Each line that holds the word "left" counts once; report how many lines do so and nothing else.

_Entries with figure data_
○ ○ ○ ○

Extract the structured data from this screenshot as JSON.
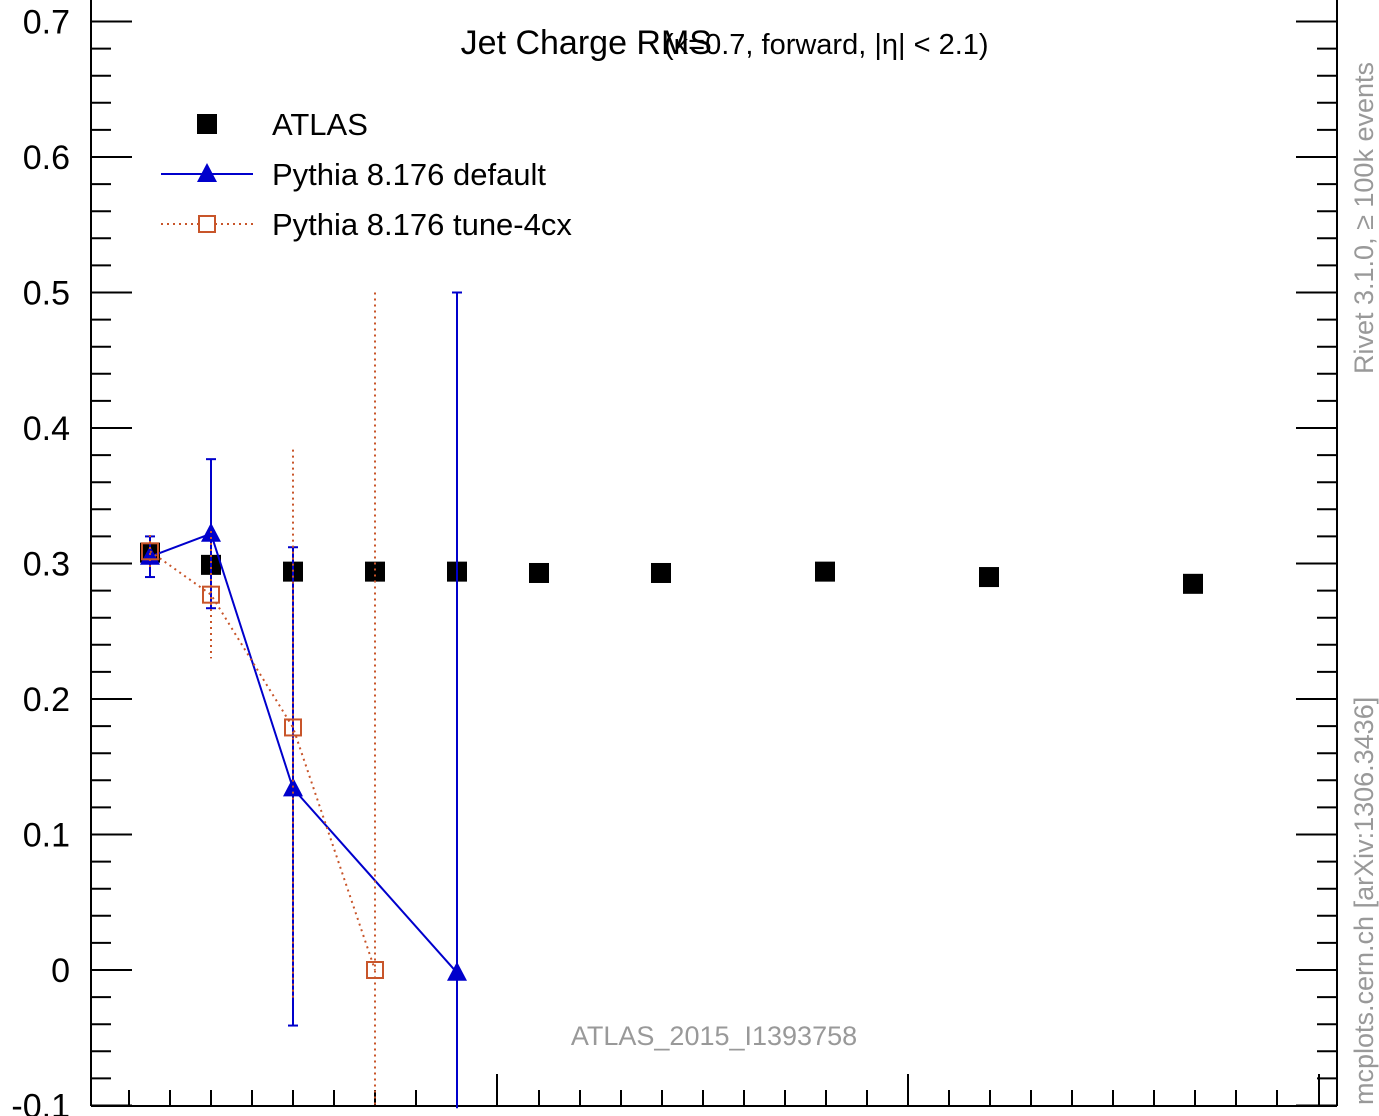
{
  "chart_data": {
    "type": "scatter",
    "title": "Jet Charge RMS",
    "title_suffix": "(κ=0.7, forward, |η| < 2.1)",
    "xlabel": "",
    "ylabel": "",
    "ylim": [
      -0.1,
      0.7
    ],
    "grid": false,
    "legend_position": "top-left",
    "y_tick_labels": [
      "0.7",
      "0.6",
      "0.5",
      "0.4",
      "0.3",
      "0.2",
      "0.1",
      "0",
      "-0.1"
    ],
    "y_tick_values": [
      0.7,
      0.6,
      0.5,
      0.4,
      0.3,
      0.2,
      0.1,
      0,
      -0.1
    ],
    "x": [
      1,
      2,
      3,
      4,
      5,
      6,
      7,
      8,
      9,
      10
    ],
    "series": [
      {
        "name": "ATLAS",
        "style": "filled-square",
        "color": "#000000",
        "x": [
          1,
          2,
          3,
          4,
          5,
          6,
          7,
          8,
          9,
          10
        ],
        "values": [
          0.308,
          0.299,
          0.294,
          0.294,
          0.294,
          0.293,
          0.293,
          0.294,
          0.29,
          0.285
        ],
        "err_low": [
          0.004,
          0.004,
          0.004,
          0.004,
          0.004,
          0.004,
          0.004,
          0.004,
          0.004,
          0.004
        ],
        "err_high": [
          0.004,
          0.004,
          0.004,
          0.004,
          0.004,
          0.004,
          0.004,
          0.004,
          0.004,
          0.004
        ]
      },
      {
        "name": "Pythia 8.176 default",
        "style": "solid-line-triangle",
        "color": "#0000cc",
        "x": [
          1,
          2,
          3,
          5
        ],
        "values": [
          0.305,
          0.322,
          0.134,
          -0.002
        ],
        "err_low": [
          0.015,
          0.055,
          0.175,
          0.1
        ],
        "err_high": [
          0.015,
          0.055,
          0.178,
          0.502
        ]
      },
      {
        "name": "Pythia 8.176 tune-4cx",
        "style": "dotted-line-open-square",
        "color": "#c8552a",
        "x": [
          1,
          2,
          3,
          4
        ],
        "values": [
          0.309,
          0.277,
          0.179,
          0.0
        ],
        "err_low": [
          0.012,
          0.047,
          0.2,
          0.1
        ],
        "err_high": [
          0.012,
          0.047,
          0.205,
          0.5
        ]
      }
    ],
    "annotations": {
      "analysis_id": "ATLAS_2015_I1393758",
      "side_label_top": "Rivet 3.1.0, ≥ 100k events",
      "side_label_bottom": "mcplots.cern.ch [arXiv:1306.3436]"
    }
  }
}
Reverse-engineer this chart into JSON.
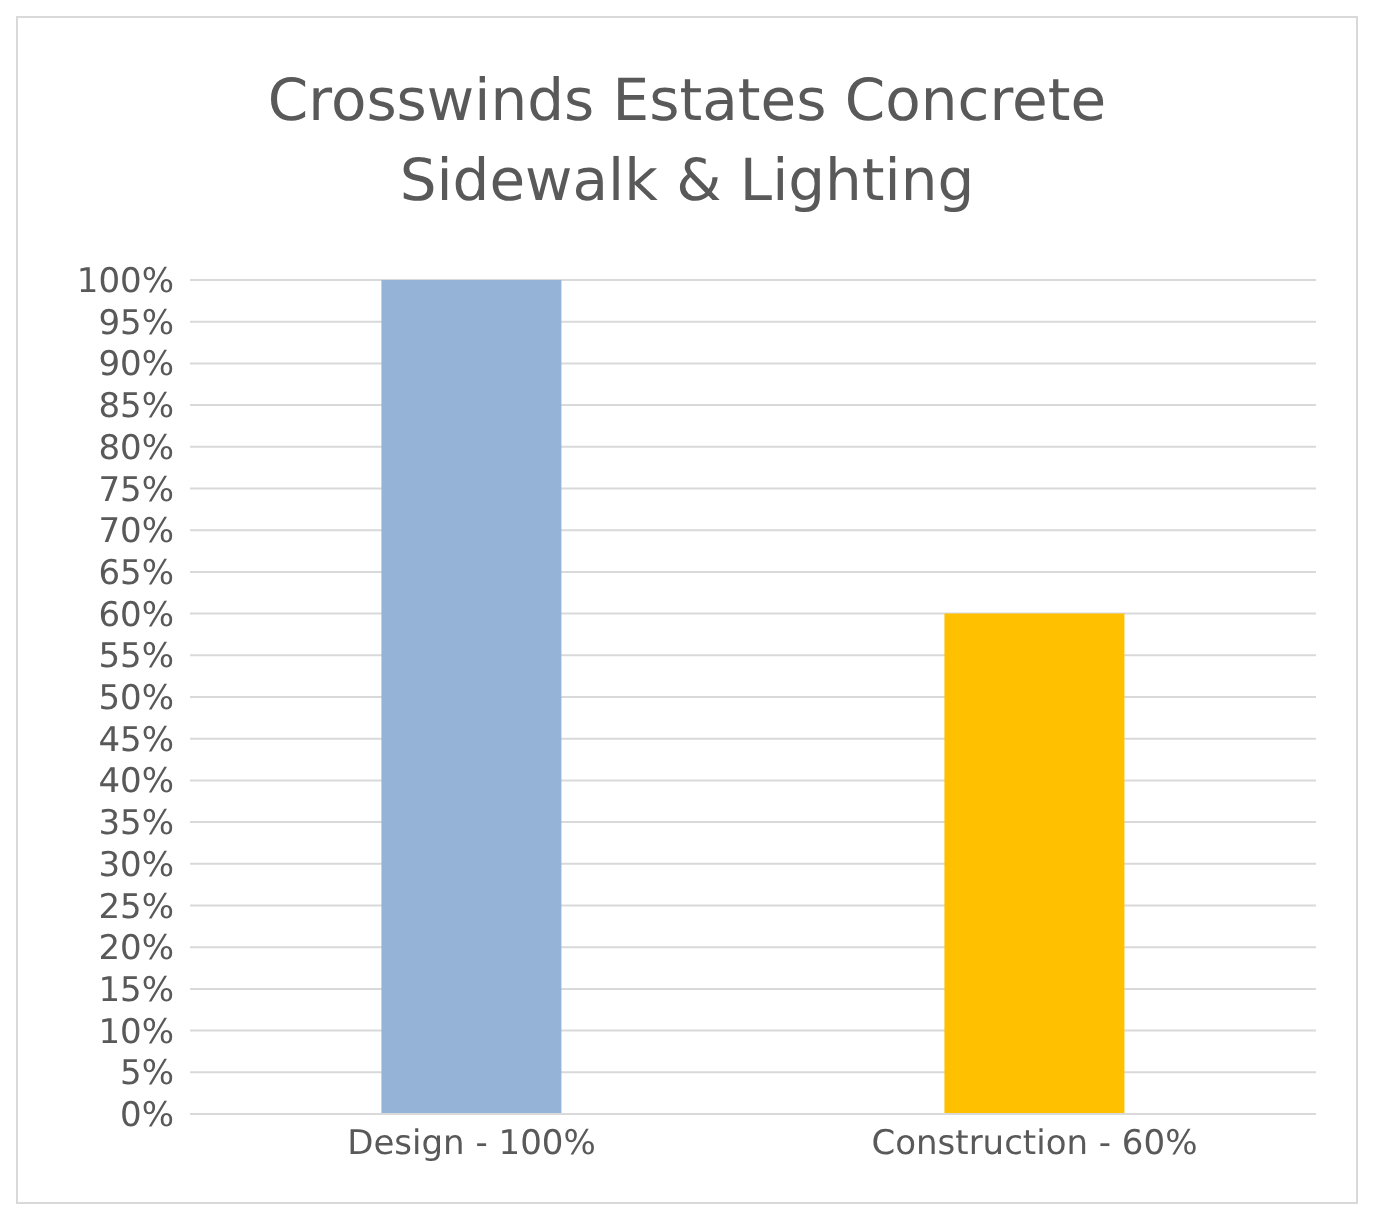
{
  "chart_data": {
    "type": "bar",
    "title": "Crosswinds Estates Concrete Sidewalk & Lighting",
    "categories": [
      "Design - 100%",
      "Construction - 60%"
    ],
    "values": [
      100,
      60
    ],
    "colors": [
      "#95b3d7",
      "#ffc000"
    ],
    "ylim": [
      0,
      100
    ],
    "yticks": [
      {
        "value": 0,
        "label": "0%"
      },
      {
        "value": 5,
        "label": "5%"
      },
      {
        "value": 10,
        "label": "10%"
      },
      {
        "value": 15,
        "label": "15%"
      },
      {
        "value": 20,
        "label": "20%"
      },
      {
        "value": 25,
        "label": "25%"
      },
      {
        "value": 30,
        "label": "30%"
      },
      {
        "value": 35,
        "label": "35%"
      },
      {
        "value": 40,
        "label": "40%"
      },
      {
        "value": 45,
        "label": "45%"
      },
      {
        "value": 50,
        "label": "50%"
      },
      {
        "value": 55,
        "label": "55%"
      },
      {
        "value": 60,
        "label": "60%"
      },
      {
        "value": 65,
        "label": "65%"
      },
      {
        "value": 70,
        "label": "70%"
      },
      {
        "value": 75,
        "label": "75%"
      },
      {
        "value": 80,
        "label": "80%"
      },
      {
        "value": 85,
        "label": "85%"
      },
      {
        "value": 90,
        "label": "90%"
      },
      {
        "value": 95,
        "label": "95%"
      },
      {
        "value": 100,
        "label": "100%"
      }
    ],
    "grid": "y"
  }
}
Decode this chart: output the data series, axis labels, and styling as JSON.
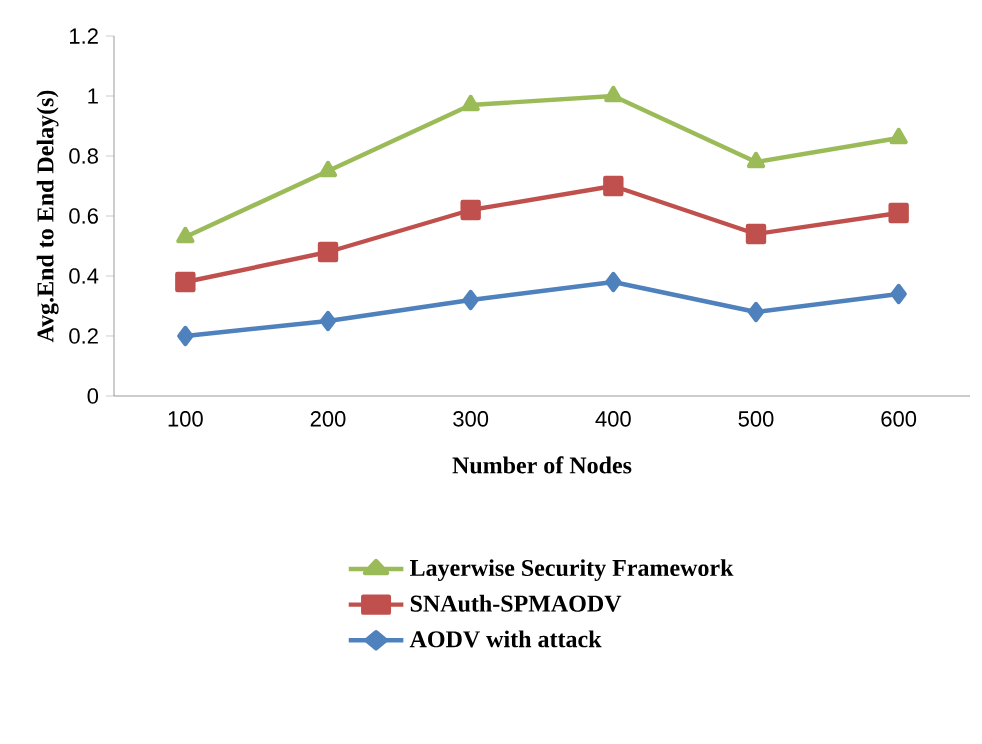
{
  "chart_data": {
    "type": "line",
    "xlabel": "Number of Nodes",
    "ylabel": "Avg.End to End Delay(s)",
    "categories": [
      "100",
      "200",
      "300",
      "400",
      "500",
      "600"
    ],
    "ylim": [
      0,
      1.2
    ],
    "yticks": [
      0,
      0.2,
      0.4,
      0.6,
      0.8,
      1,
      1.2
    ],
    "grid": false,
    "legend": "bottom",
    "series": [
      {
        "name": "Layerwise Security Framework",
        "color": "#9bbb59",
        "marker": "triangle",
        "values": [
          0.53,
          0.75,
          0.97,
          1.0,
          0.78,
          0.86
        ]
      },
      {
        "name": "SNAuth-SPMAODV",
        "color": "#c0504d",
        "marker": "square",
        "values": [
          0.38,
          0.48,
          0.62,
          0.7,
          0.54,
          0.61
        ]
      },
      {
        "name": "AODV with attack",
        "color": "#4f81bd",
        "marker": "diamond",
        "values": [
          0.2,
          0.25,
          0.32,
          0.38,
          0.28,
          0.34
        ]
      }
    ]
  }
}
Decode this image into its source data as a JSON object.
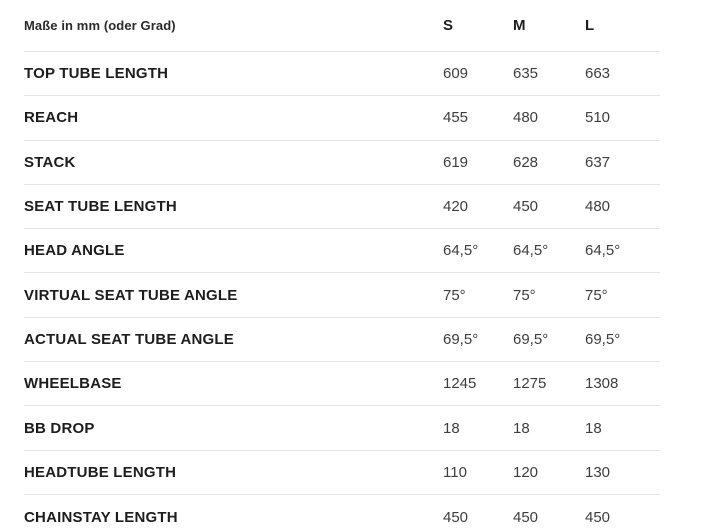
{
  "chart_data": {
    "type": "table",
    "title": "Maße in mm (oder Grad)",
    "columns": [
      "S",
      "M",
      "L"
    ],
    "rows": [
      {
        "label": "TOP TUBE LENGTH",
        "values": [
          "609",
          "635",
          "663"
        ]
      },
      {
        "label": "REACH",
        "values": [
          "455",
          "480",
          "510"
        ]
      },
      {
        "label": "STACK",
        "values": [
          "619",
          "628",
          "637"
        ]
      },
      {
        "label": "SEAT TUBE LENGTH",
        "values": [
          "420",
          "450",
          "480"
        ]
      },
      {
        "label": "HEAD ANGLE",
        "values": [
          "64,5°",
          "64,5°",
          "64,5°"
        ]
      },
      {
        "label": "VIRTUAL SEAT TUBE ANGLE",
        "values": [
          "75°",
          "75°",
          "75°"
        ]
      },
      {
        "label": "ACTUAL SEAT TUBE ANGLE",
        "values": [
          "69,5°",
          "69,5°",
          "69,5°"
        ]
      },
      {
        "label": "WHEELBASE",
        "values": [
          "1245",
          "1275",
          "1308"
        ]
      },
      {
        "label": "BB DROP",
        "values": [
          "18",
          "18",
          "18"
        ]
      },
      {
        "label": "HEADTUBE LENGTH",
        "values": [
          "110",
          "120",
          "130"
        ]
      },
      {
        "label": "CHAINSTAY LENGTH",
        "values": [
          "450",
          "450",
          "450"
        ]
      }
    ],
    "layout": {
      "grid": "horizontal-dividers-only",
      "value_alignment": "left"
    },
    "colors": {
      "background": "#ffffff",
      "label_text": "#1d1d1d",
      "value_text": "#3e3e3e",
      "divider": "#e4e4e4"
    }
  }
}
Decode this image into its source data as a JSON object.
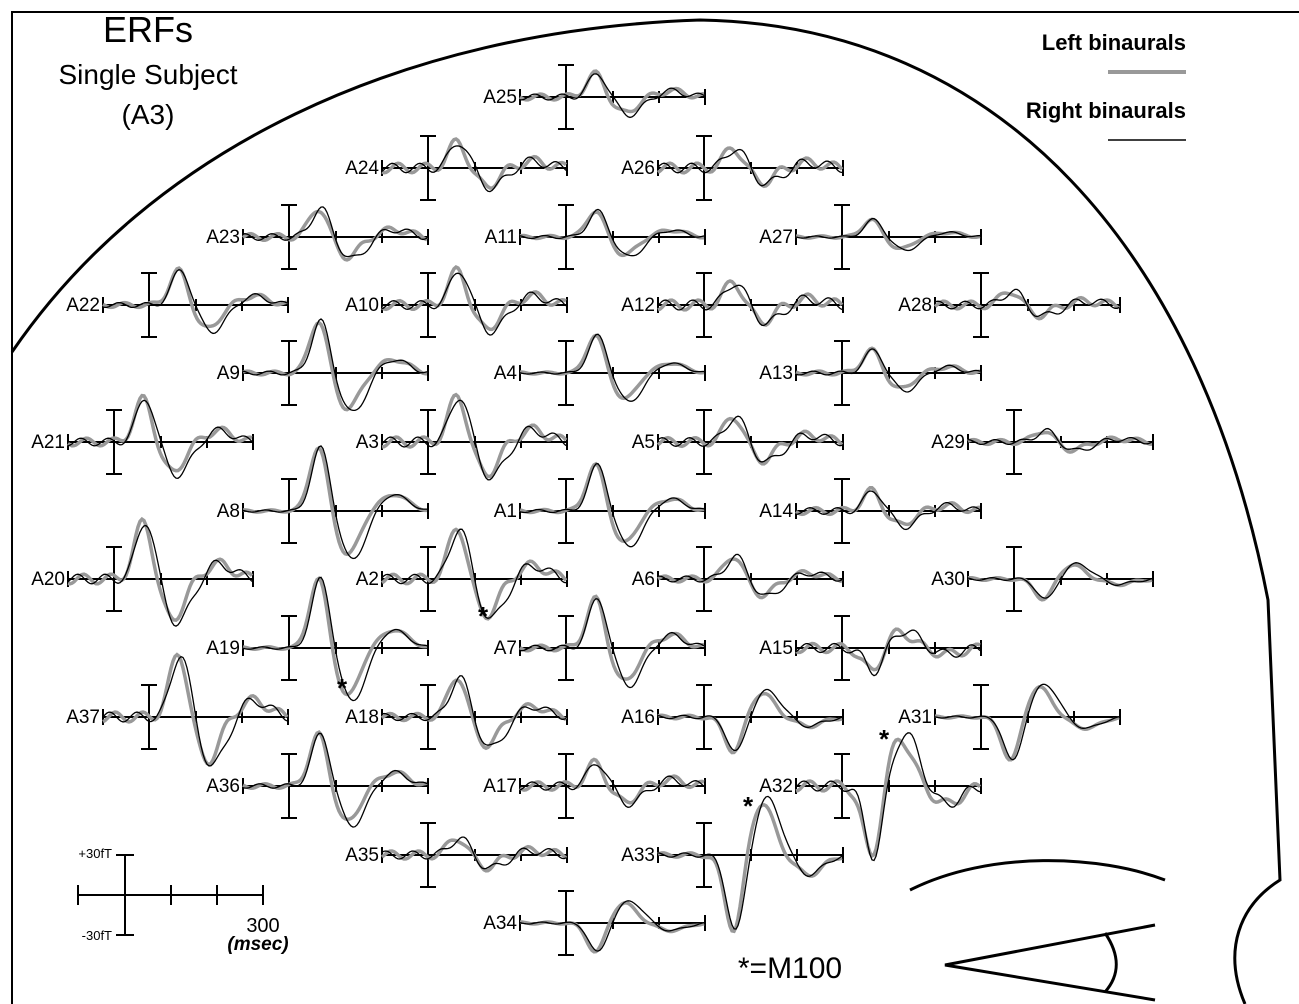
{
  "title": {
    "lines": [
      "ERFs",
      "Single Subject",
      "(A3)"
    ]
  },
  "legend": {
    "left": "Left binaurals",
    "right": "Right binaurals"
  },
  "channels": [
    "A25",
    "A24",
    "A26",
    "A23",
    "A11",
    "A27",
    "A22",
    "A10",
    "A12",
    "A28",
    "A9",
    "A4",
    "A13",
    "A21",
    "A3",
    "A5",
    "A29",
    "A8",
    "A1",
    "A14",
    "A20",
    "A2",
    "A6",
    "A30",
    "A19",
    "A7",
    "A15",
    "A37",
    "A18",
    "A16",
    "A31",
    "A36",
    "A17",
    "A32",
    "A35",
    "A33",
    "A34"
  ],
  "m100_markers": [
    "*",
    "*",
    "*",
    "*"
  ],
  "scale": {
    "top": "+30fT",
    "bottom": "-30fT",
    "time": "300",
    "unit": "(msec)"
  },
  "footnote": "*=M100"
}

○ ○ ○ ○

_EXPECTED OUTPUT_
3